Transcribe the material word for word, but without the images.

## Start Items

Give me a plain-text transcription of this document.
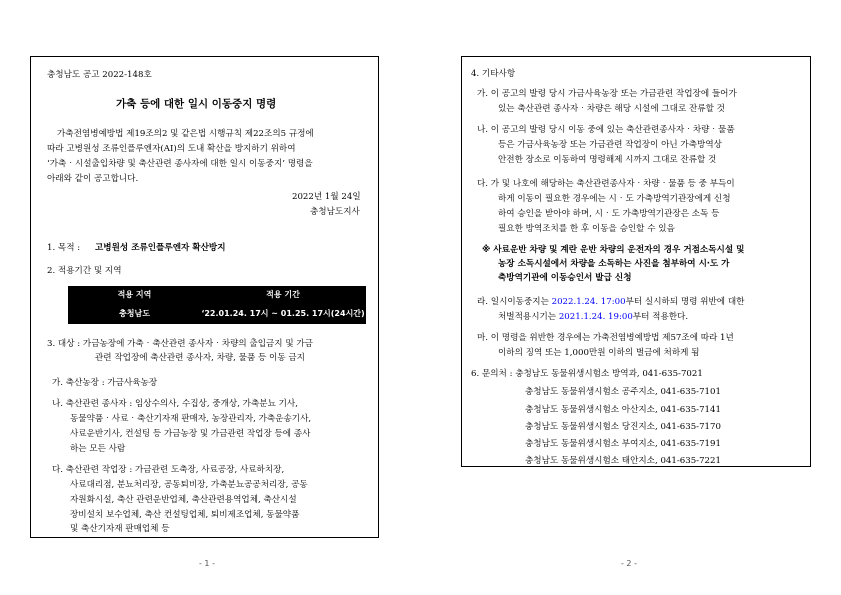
충청남도 공고 2022-148호
가축 등에 대한 일시 이동중지 명령
가축전염병예방법 제19조의2 및 같은법 시행규칙 제22조의5 규정에
따라 고병원성 조류인플루엔자(AI)의 도내 확산을 방지하기 위하여
‘가축‧시설출입차량 및 축산관련 종사자에 대한 일시 이동중지’ 명령을
아래와 같이 공고합니다.
2022년 1월 24일
충청남도지사
1. 목적 : 고병원성 조류인플루엔자 확산방지
2. 적용기간 및 지역
적용 지역	적용 기간
충청남도	‘22.01.24. 17시 ~ 01.25. 17시(24시간)
3. 대상 : 가금농장에 가축‧축산관련 종사자‧차량의 출입금지 및 가금
관련 작업장에 축산관련 종사자, 차량, 물품 등 이동 금지
가. 축산농장 : 가금사육농장
나. 축산관련 종사자 : 임상수의사, 수집상, 중개상, 가축분뇨 기사,
동물약품‧사료‧축산기자재 판매자, 농장관리자, 가축운송기사,
사료운반기사, 컨설팅 등 가금농장 및 가금관련 작업장 등에 종사
하는 모든 사람
다. 축산관련 작업장 : 가금관련 도축장, 사료공장, 사료하치장,
사료대리점, 분뇨처리장, 공동퇴비장, 가축분뇨공공처리장, 공동
자원화시설, 축산 관련운반업체, 축산관련용역업체, 축산시설
장비설치 보수업체, 축산 컨설팅업체, 퇴비제조업체, 동물약품
및 축산기자재 판매업체 등
- 1 -
4. 기타사항
가. 이 공고의 발령 당시 가금사육농장 또는 가금관련 작업장에 들어가
있는 축산관련 종사자‧차량은 해당 시설에 그대로 잔류할 것
나. 이 공고의 발령 당시 이동 중에 있는 축산관련종사자‧차량‧물품
등은 가금사육농장 또는 가금관련 작업장이 아닌 가축방역상
안전한 장소로 이동하여 명령해제 시까지 그대로 잔류할 것
다. 가 및 나호에 해당하는 축산관련종사자‧차량‧물품 등 중 부득이
하게 이동이 필요한 경우에는 시‧도 가축방역기관장에게 신청
하여 승인을 받아야 하며, 시‧도 가축방역기관장은 소독 등
필요한 방역조치를 한 후 이동을 승인할 수 있음
※ 사료운반 차량 및 계란 운반 차량의 운전자의 경우 거점소독시설 및
농장 소독시설에서 차량을 소독하는 사진을 첨부하여 시‧도 가
축방역기관에 이동승인서 발급 신청
라. 일시이동중지는 2022.1.24. 17:00부터 실시하되 명령 위반에 대한
처벌적용시기는 2021.1.24. 19:00부터 적용한다.
마. 이 명령을 위반한 경우에는 가축전염병예방법 제57조에 따라 1년
이하의 징역 또는 1,000만원 이하의 벌금에 처하게 됨
6. 문의처 : 충청남도 동물위생시험소 방역과, 041-635-7021
충청남도 동물위생시험소 공주지소, 041-635-7101
충청남도 동물위생시험소 아산지소, 041-635-7141
충청남도 동물위생시험소 당진지소, 041-635-7170
충청남도 동물위생시험소 부여지소, 041-635-7191
충청남도 동물위생시험소 태안지소, 041-635-7221
- 2 -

## End Items

● Worked answer:
Give me a plain-text transcription of this document.
충청남도 공고 2022-148호
가축 등에 대한 일시 이동중지 명령
가축전염병예방법 제19조의2 및 같은법 시행규칙 제22조의5 규정에
따라 고병원성 조류인플루엔자(AI)의 도내 확산을 방지하기 위하여
‘가축‧시설출입차량 및 축산관련 종사자에 대한 일시 이동중지’ 명령을
아래와 같이 공고합니다.
2022년 1월 24일
충청남도지사
1. 목적 : 고병원성 조류인플루엔자 확산방지
2. 적용기간 및 지역
적용 지역	적용 기간
충청남도	‘22.01.24. 17시 ~ 01.25. 17시(24시간)
3. 대상 : 가금농장에 가축‧축산관련 종사자‧차량의 출입금지 및 가금
관련 작업장에 축산관련 종사자, 차량, 물품 등 이동 금지
가. 축산농장 : 가금사육농장
나. 축산관련 종사자 : 임상수의사, 수집상, 중개상, 가축분뇨 기사,
동물약품‧사료‧축산기자재 판매자, 농장관리자, 가축운송기사,
사료운반기사, 컨설팅 등 가금농장 및 가금관련 작업장 등에 종사
하는 모든 사람
다. 축산관련 작업장 : 가금관련 도축장, 사료공장, 사료하치장,
사료대리점, 분뇨처리장, 공동퇴비장, 가축분뇨공공처리장, 공동
자원화시설, 축산 관련운반업체, 축산관련용역업체, 축산시설
장비설치 보수업체, 축산 컨설팅업체, 퇴비제조업체, 동물약품
및 축산기자재 판매업체 등
- 1 -
4. 기타사항
가. 이 공고의 발령 당시 가금사육농장 또는 가금관련 작업장에 들어가
있는 축산관련 종사자‧차량은 해당 시설에 그대로 잔류할 것
나. 이 공고의 발령 당시 이동 중에 있는 축산관련종사자‧차량‧물품
등은 가금사육농장 또는 가금관련 작업장이 아닌 가축방역상
안전한 장소로 이동하여 명령해제 시까지 그대로 잔류할 것
다. 가 및 나호에 해당하는 축산관련종사자‧차량‧물품 등 중 부득이
하게 이동이 필요한 경우에는 시‧도 가축방역기관장에게 신청
하여 승인을 받아야 하며, 시‧도 가축방역기관장은 소독 등
필요한 방역조치를 한 후 이동을 승인할 수 있음
※ 사료운반 차량 및 계란 운반 차량의 운전자의 경우 거점소독시설 및
농장 소독시설에서 차량을 소독하는 사진을 첨부하여 시‧도 가
축방역기관에 이동승인서 발급 신청
라. 일시이동중지는 2022.1.24. 17:00부터 실시하되 명령 위반에 대한
처벌적용시기는 2021.1.24. 19:00부터 적용한다.
마. 이 명령을 위반한 경우에는 가축전염병예방법 제57조에 따라 1년
이하의 징역 또는 1,000만원 이하의 벌금에 처하게 됨
6. 문의처 : 충청남도 동물위생시험소 방역과, 041-635-7021
충청남도 동물위생시험소 공주지소, 041-635-7101
충청남도 동물위생시험소 아산지소, 041-635-7141
충청남도 동물위생시험소 당진지소, 041-635-7170
충청남도 동물위생시험소 부여지소, 041-635-7191
충청남도 동물위생시험소 태안지소, 041-635-7221
- 2 -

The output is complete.